Dataset entries
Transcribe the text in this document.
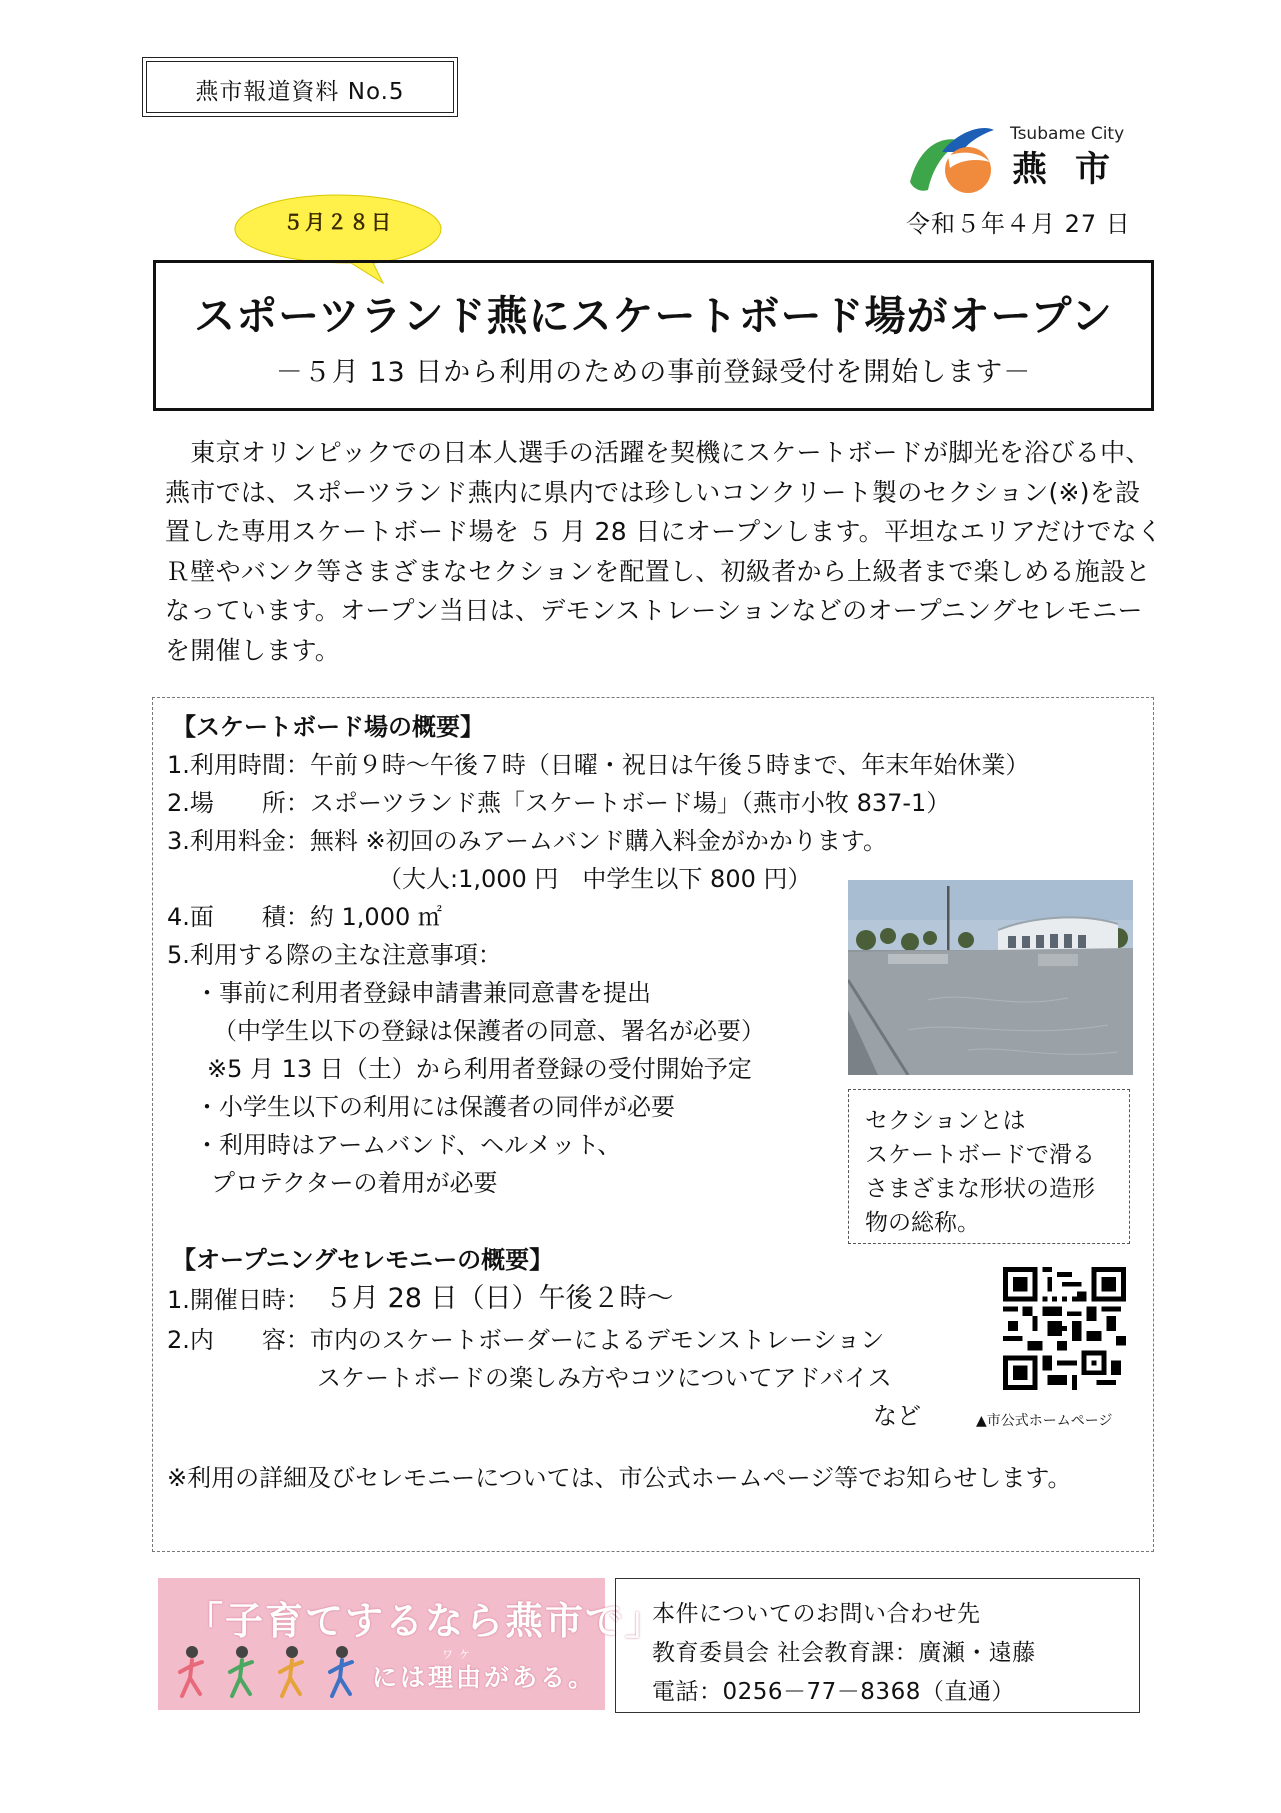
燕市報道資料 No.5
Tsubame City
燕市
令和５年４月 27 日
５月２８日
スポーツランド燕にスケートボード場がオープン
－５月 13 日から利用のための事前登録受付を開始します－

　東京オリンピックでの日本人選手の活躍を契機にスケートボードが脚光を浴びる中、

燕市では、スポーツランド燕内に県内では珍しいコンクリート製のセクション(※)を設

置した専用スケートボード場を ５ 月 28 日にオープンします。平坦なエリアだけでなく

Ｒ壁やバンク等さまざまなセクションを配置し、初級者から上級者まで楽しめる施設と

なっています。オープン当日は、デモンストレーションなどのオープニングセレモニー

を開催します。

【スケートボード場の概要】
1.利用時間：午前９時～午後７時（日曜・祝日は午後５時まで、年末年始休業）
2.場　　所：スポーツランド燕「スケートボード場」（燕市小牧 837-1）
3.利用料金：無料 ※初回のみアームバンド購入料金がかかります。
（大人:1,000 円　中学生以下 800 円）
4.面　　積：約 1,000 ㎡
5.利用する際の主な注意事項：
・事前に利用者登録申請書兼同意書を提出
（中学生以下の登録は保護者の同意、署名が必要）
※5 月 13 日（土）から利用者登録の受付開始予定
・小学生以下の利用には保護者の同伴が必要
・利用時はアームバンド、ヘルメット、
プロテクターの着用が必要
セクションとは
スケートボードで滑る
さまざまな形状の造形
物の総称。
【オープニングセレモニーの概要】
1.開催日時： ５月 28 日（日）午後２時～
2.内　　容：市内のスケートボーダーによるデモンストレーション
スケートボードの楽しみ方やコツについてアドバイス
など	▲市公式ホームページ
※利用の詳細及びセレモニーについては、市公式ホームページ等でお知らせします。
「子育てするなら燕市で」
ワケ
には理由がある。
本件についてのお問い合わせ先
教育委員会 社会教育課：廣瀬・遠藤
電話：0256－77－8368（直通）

...

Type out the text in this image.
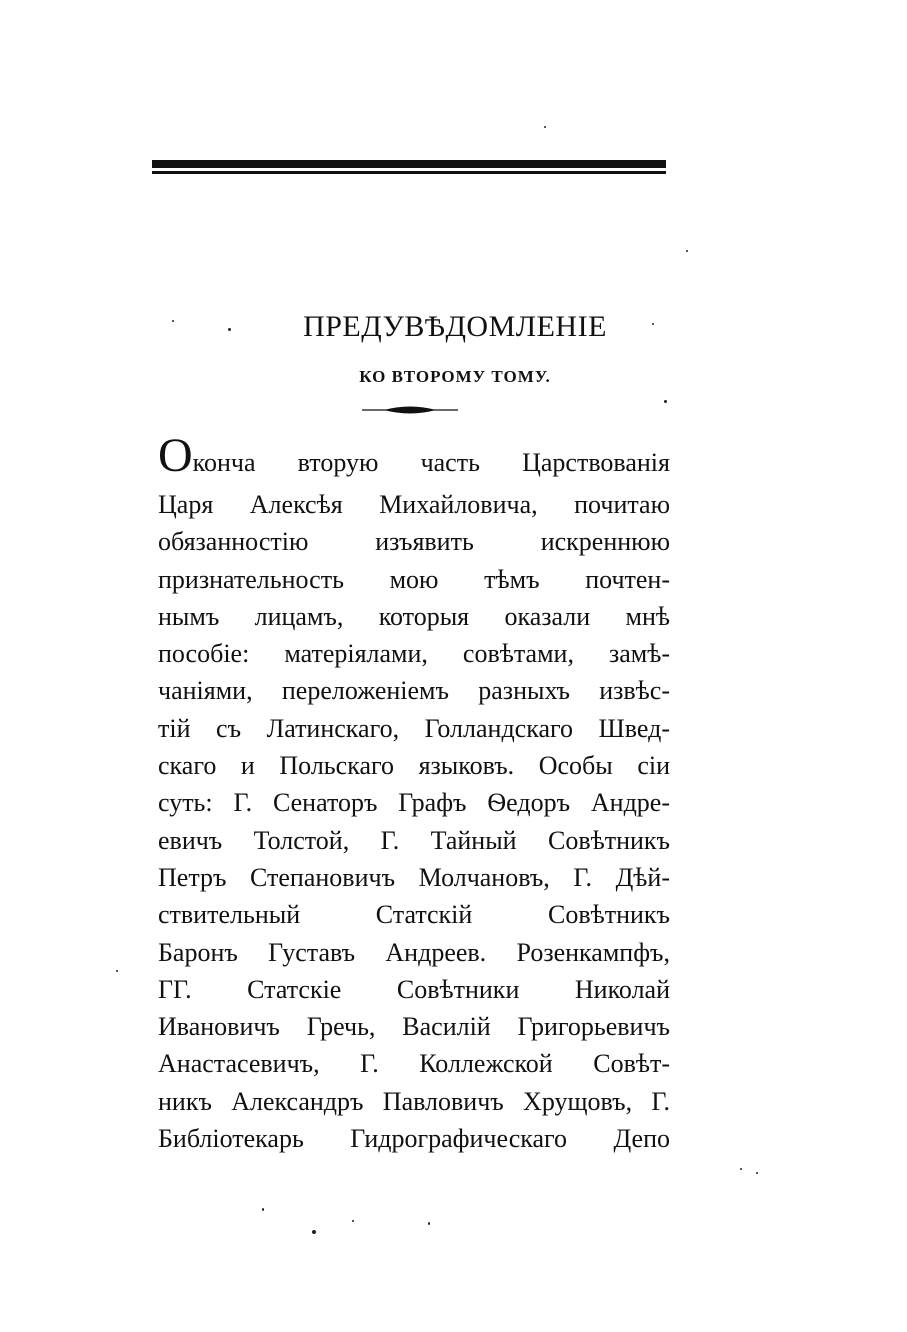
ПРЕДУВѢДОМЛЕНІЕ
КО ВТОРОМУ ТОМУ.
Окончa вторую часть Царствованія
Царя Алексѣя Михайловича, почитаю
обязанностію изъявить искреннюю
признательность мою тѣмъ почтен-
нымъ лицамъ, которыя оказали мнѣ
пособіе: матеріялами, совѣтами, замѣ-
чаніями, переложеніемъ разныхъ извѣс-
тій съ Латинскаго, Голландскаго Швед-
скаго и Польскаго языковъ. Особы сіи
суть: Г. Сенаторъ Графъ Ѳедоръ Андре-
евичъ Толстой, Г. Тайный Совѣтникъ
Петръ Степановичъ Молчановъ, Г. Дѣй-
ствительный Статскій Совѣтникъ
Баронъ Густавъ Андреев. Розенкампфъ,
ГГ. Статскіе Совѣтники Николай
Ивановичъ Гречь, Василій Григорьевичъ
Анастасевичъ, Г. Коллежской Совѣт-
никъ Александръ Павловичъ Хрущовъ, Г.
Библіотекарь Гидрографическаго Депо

SET TASK
Copy each line of the records above that carries the word "this".

FINISHED EXERCISE
Transcribe the text in this document.
Type out the text in this image.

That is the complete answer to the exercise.